Aim:
Print the entries in full, word for word, but not the pictures.

Provided entries:

+++

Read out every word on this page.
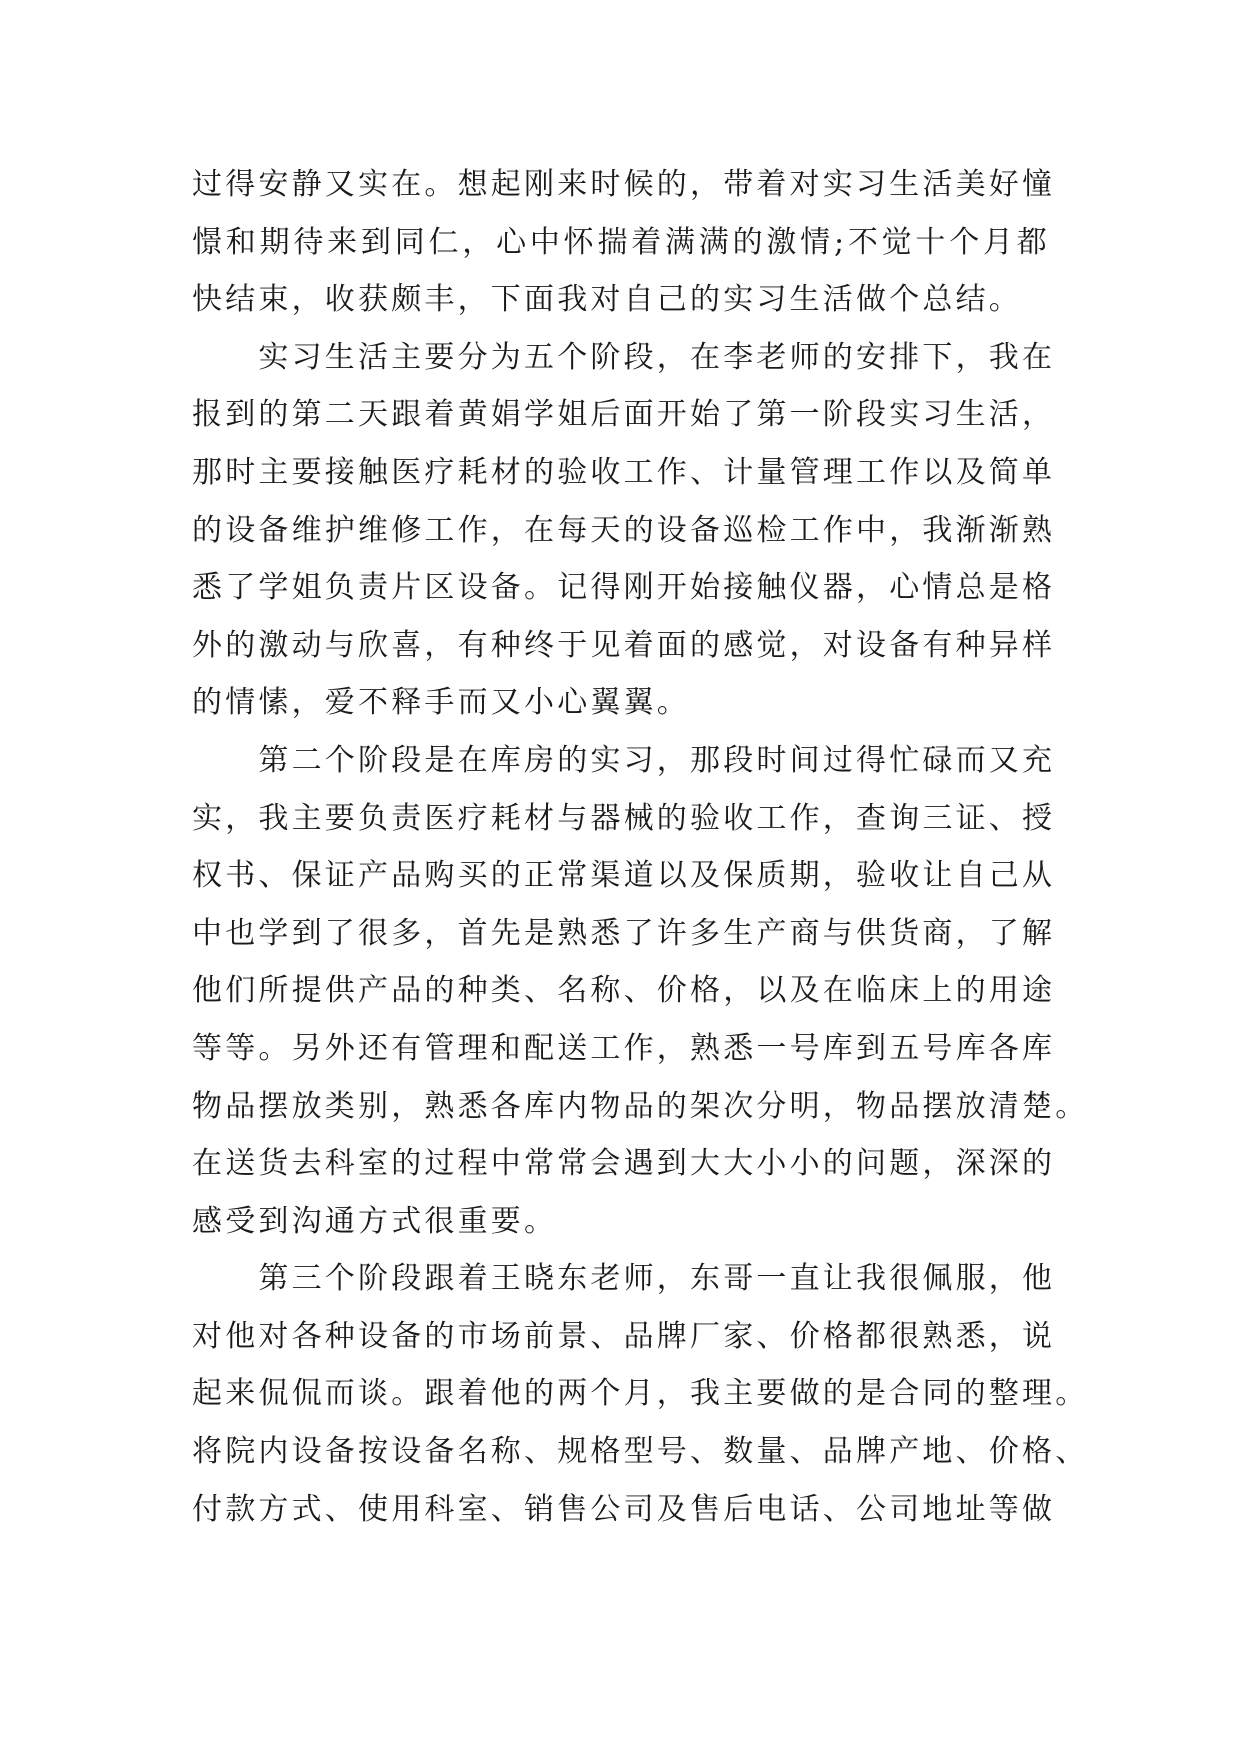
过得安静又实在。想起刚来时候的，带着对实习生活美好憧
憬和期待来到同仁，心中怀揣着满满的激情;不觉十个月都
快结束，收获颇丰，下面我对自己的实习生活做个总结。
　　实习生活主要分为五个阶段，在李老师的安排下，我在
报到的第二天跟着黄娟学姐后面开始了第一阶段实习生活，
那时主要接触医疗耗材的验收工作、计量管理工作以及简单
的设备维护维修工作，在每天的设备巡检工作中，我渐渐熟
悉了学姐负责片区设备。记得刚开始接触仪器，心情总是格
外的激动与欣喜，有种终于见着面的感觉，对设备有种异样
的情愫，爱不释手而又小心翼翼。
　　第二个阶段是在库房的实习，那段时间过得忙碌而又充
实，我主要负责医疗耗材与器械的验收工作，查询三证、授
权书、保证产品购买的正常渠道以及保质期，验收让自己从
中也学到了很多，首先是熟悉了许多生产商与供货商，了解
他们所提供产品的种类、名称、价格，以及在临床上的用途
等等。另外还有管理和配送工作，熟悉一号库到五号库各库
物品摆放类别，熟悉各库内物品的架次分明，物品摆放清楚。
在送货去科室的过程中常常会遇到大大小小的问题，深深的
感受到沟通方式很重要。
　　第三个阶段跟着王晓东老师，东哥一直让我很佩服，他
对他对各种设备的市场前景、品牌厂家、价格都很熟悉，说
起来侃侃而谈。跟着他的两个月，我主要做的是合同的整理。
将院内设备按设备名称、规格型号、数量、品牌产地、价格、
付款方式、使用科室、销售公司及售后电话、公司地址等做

+++

Solution for this exercise:
Read out every word on this page.
过得安静又实在。想起刚来时候的，带着对实习生活美好憧
憬和期待来到同仁，心中怀揣着满满的激情;不觉十个月都
快结束，收获颇丰，下面我对自己的实习生活做个总结。
　　实习生活主要分为五个阶段，在李老师的安排下，我在
报到的第二天跟着黄娟学姐后面开始了第一阶段实习生活，
那时主要接触医疗耗材的验收工作、计量管理工作以及简单
的设备维护维修工作，在每天的设备巡检工作中，我渐渐熟
悉了学姐负责片区设备。记得刚开始接触仪器，心情总是格
外的激动与欣喜，有种终于见着面的感觉，对设备有种异样
的情愫，爱不释手而又小心翼翼。
　　第二个阶段是在库房的实习，那段时间过得忙碌而又充
实，我主要负责医疗耗材与器械的验收工作，查询三证、授
权书、保证产品购买的正常渠道以及保质期，验收让自己从
中也学到了很多，首先是熟悉了许多生产商与供货商，了解
他们所提供产品的种类、名称、价格，以及在临床上的用途
等等。另外还有管理和配送工作，熟悉一号库到五号库各库
物品摆放类别，熟悉各库内物品的架次分明，物品摆放清楚。
在送货去科室的过程中常常会遇到大大小小的问题，深深的
感受到沟通方式很重要。
　　第三个阶段跟着王晓东老师，东哥一直让我很佩服，他
对他对各种设备的市场前景、品牌厂家、价格都很熟悉，说
起来侃侃而谈。跟着他的两个月，我主要做的是合同的整理。
将院内设备按设备名称、规格型号、数量、品牌产地、价格、
付款方式、使用科室、销售公司及售后电话、公司地址等做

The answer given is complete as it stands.